__Given task__: Your answer should be one number: the count of lines in these entries that hold the word "Markus".

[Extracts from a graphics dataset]
━━━
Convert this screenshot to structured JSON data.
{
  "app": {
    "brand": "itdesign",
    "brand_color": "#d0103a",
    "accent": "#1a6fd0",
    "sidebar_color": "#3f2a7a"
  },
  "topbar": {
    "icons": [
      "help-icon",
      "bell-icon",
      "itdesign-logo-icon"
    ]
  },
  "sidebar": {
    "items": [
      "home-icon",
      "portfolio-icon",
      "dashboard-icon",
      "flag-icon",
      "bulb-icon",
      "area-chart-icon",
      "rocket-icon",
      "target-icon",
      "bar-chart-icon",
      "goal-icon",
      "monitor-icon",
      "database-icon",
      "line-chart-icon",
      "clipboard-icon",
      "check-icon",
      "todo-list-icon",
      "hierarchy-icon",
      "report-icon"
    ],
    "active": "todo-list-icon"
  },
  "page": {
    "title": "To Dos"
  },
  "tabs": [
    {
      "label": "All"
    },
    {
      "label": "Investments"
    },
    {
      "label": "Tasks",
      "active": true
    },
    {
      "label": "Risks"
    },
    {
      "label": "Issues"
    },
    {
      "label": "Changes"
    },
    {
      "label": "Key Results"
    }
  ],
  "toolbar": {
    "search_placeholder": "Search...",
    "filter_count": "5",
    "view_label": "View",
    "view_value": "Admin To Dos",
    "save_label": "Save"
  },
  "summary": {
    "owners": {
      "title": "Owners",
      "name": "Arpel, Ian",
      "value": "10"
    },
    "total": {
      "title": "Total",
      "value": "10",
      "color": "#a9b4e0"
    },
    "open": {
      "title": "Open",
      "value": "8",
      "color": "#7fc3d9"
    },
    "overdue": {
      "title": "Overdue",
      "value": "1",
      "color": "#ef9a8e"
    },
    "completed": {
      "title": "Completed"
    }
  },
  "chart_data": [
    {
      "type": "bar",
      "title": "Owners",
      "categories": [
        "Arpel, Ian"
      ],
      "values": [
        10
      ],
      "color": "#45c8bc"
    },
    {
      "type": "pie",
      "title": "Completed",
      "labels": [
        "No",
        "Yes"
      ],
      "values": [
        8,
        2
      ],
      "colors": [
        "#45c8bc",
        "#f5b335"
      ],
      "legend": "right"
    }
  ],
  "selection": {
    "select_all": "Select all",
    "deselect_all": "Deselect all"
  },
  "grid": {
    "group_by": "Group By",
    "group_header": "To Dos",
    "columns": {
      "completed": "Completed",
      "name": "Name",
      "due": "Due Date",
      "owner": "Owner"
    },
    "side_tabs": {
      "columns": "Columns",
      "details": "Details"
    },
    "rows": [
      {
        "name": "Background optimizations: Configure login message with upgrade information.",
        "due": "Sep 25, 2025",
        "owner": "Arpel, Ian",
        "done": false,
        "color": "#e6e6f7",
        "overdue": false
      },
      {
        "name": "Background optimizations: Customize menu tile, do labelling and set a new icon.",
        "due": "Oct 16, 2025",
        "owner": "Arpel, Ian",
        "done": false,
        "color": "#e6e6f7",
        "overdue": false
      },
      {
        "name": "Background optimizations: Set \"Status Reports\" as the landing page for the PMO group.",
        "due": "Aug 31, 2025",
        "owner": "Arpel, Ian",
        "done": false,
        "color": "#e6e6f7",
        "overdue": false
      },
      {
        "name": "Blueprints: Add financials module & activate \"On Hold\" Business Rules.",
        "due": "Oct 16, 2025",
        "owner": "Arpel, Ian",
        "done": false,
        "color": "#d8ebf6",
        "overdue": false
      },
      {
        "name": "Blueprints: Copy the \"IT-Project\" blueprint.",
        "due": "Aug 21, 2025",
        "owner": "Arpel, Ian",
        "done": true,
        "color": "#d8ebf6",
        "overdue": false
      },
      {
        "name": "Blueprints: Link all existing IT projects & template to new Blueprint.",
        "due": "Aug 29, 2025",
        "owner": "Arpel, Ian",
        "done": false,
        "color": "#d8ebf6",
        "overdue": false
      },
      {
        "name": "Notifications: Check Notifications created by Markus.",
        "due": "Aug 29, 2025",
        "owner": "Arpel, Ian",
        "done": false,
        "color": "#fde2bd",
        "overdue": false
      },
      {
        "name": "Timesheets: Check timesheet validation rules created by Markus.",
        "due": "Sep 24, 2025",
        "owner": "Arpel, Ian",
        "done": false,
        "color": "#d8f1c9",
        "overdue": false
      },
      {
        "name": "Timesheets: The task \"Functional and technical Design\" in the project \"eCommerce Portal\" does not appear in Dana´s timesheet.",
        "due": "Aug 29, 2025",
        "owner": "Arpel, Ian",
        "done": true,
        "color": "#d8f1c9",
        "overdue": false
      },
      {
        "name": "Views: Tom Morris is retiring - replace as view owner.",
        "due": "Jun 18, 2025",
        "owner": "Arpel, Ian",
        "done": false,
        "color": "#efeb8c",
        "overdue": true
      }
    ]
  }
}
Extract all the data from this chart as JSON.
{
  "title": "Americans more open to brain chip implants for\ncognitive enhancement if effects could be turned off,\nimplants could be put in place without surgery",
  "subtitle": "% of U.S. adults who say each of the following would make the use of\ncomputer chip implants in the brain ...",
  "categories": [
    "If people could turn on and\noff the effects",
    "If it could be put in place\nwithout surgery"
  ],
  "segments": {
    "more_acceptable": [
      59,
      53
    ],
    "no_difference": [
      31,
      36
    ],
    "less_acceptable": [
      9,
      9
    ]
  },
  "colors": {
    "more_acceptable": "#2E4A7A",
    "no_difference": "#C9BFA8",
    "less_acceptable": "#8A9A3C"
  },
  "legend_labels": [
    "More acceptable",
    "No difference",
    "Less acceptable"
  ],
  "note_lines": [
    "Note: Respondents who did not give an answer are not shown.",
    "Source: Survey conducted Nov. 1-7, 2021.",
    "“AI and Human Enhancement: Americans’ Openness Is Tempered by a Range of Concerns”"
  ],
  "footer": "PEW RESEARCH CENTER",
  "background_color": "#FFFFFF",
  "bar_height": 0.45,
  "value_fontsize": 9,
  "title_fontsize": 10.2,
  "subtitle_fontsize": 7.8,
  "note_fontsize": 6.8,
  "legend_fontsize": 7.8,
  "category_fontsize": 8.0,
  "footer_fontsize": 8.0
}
━━━
__In response__: 2